▶ **PROBLEM DESCRIPTION**
Sort through the entries below and pull out lines containing the word "JSON".

▶ **PROVIDED MATERIAL**

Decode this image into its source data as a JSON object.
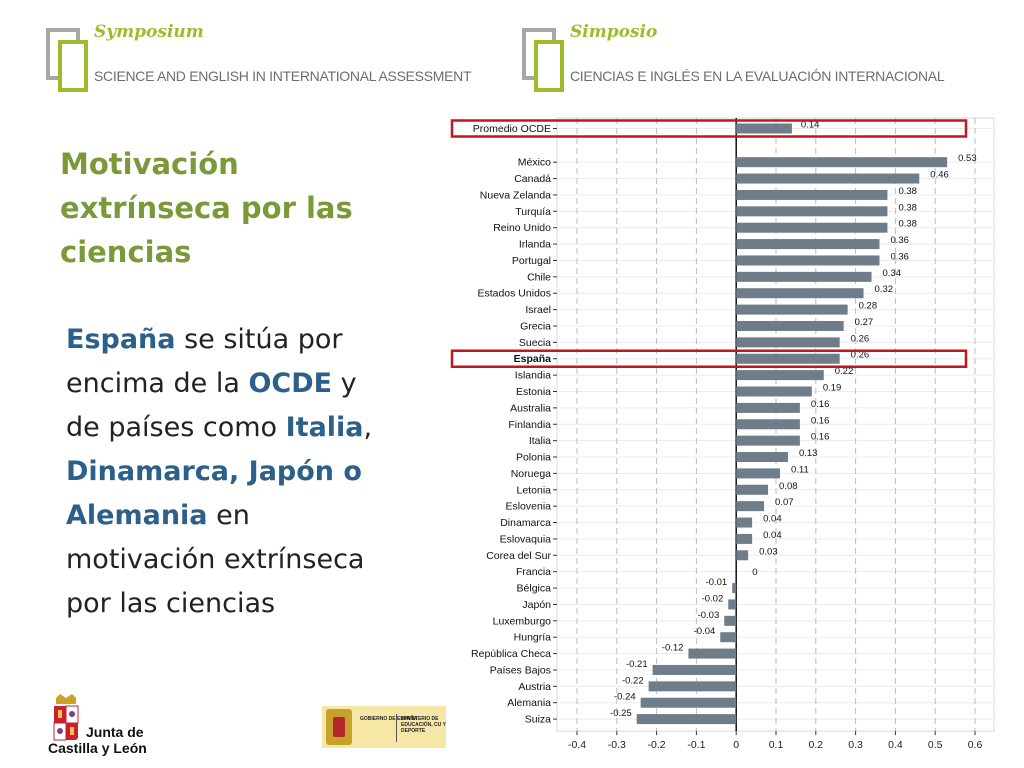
{
  "header": {
    "left": {
      "name": "Symposium",
      "subtitle": "SCIENCE AND ENGLISH IN INTERNATIONAL ASSESSMENT"
    },
    "right": {
      "name": "Simposio",
      "subtitle": "CIENCIAS E INGLÉS EN LA  EVALUACIÓN INTERNACIONAL"
    }
  },
  "slide": {
    "title": "Motivación extrínseca por las ciencias",
    "body": {
      "p1": "España",
      "p2": " se sitúa por encima de la ",
      "p3": "OCDE",
      "p4": " y de países como ",
      "p5": "Italia",
      "p6": ", ",
      "p7": "Dinamarca, Japón o Alemania",
      "p8": " en motivación extrínseca por las ciencias"
    }
  },
  "footer": {
    "cyl_line1": "Junta de",
    "cyl_line2": "Castilla y León",
    "gob_text1": "GOBIERNO DE ESPAÑA",
    "gob_text2": "MINISTERIO DE EDUCACIÓN, CU Y DEPORTE"
  },
  "colors": {
    "bar": "#6f7c8a",
    "highlight": "#c0161d",
    "accent_green": "#9cbd2a",
    "title_green": "#7a9a3a",
    "highlight_blue": "#2c5f8a"
  },
  "chart_data": {
    "type": "bar",
    "orientation": "horizontal",
    "categories": [
      "Promedio OCDE",
      "México",
      "Canadá",
      "Nueva Zelanda",
      "Turquía",
      "Reino Unido",
      "Irlanda",
      "Portugal",
      "Chile",
      "Estados Unidos",
      "Israel",
      "Grecia",
      "Suecia",
      "España",
      "Islandia",
      "Estonia",
      "Australia",
      "Finlandia",
      "Italia",
      "Polonia",
      "Noruega",
      "Letonia",
      "Eslovenia",
      "Dinamarca",
      "Eslovaquia",
      "Corea del Sur",
      "Francia",
      "Bélgica",
      "Japón",
      "Luxemburgo",
      "Hungría",
      "República Checa",
      "Países Bajos",
      "Austria",
      "Alemania",
      "Suiza"
    ],
    "values": [
      0.14,
      0.53,
      0.46,
      0.38,
      0.38,
      0.38,
      0.36,
      0.36,
      0.34,
      0.32,
      0.28,
      0.27,
      0.26,
      0.26,
      0.22,
      0.19,
      0.16,
      0.16,
      0.16,
      0.13,
      0.11,
      0.08,
      0.07,
      0.04,
      0.04,
      0.03,
      0,
      -0.01,
      -0.02,
      -0.03,
      -0.04,
      -0.12,
      -0.21,
      -0.22,
      -0.24,
      -0.25
    ],
    "value_labels": [
      "0.14",
      "0.53",
      "0.46",
      "0.38",
      "0.38",
      "0.38",
      "0.36",
      "0.36",
      "0.34",
      "0.32",
      "0.28",
      "0.27",
      "0.26",
      "0.26",
      "0.22",
      "0.19",
      "0.16",
      "0.16",
      "0.16",
      "0.13",
      "0.11",
      "0.08",
      "0.07",
      "0.04",
      "0.04",
      "0.03",
      "0",
      "-0.01",
      "-0.02",
      "-0.03",
      "-0.04",
      "-0.12",
      "-0.21",
      "-0.22",
      "-0.24",
      "-0.25"
    ],
    "xticks": [
      "-0.4",
      "-0.3",
      "-0.2",
      "-0.1",
      "0",
      "0.1",
      "0.2",
      "0.3",
      "0.4",
      "0.5",
      "0.6"
    ],
    "xlim": [
      -0.4,
      0.6
    ],
    "highlighted": [
      "Promedio OCDE",
      "España"
    ],
    "bold_labels": [
      "España"
    ],
    "grid": true
  }
}
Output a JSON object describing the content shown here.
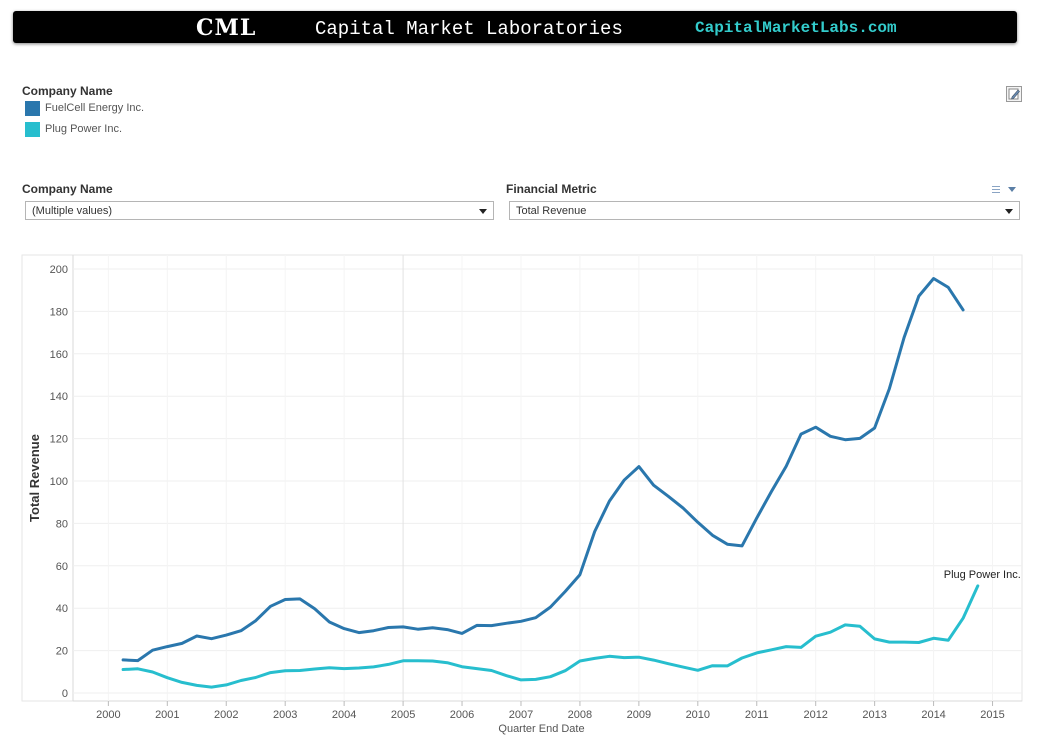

▶ **RESULT**
Decode this image into its source data as a JSON object.
Output a JSON object describing the content shown here.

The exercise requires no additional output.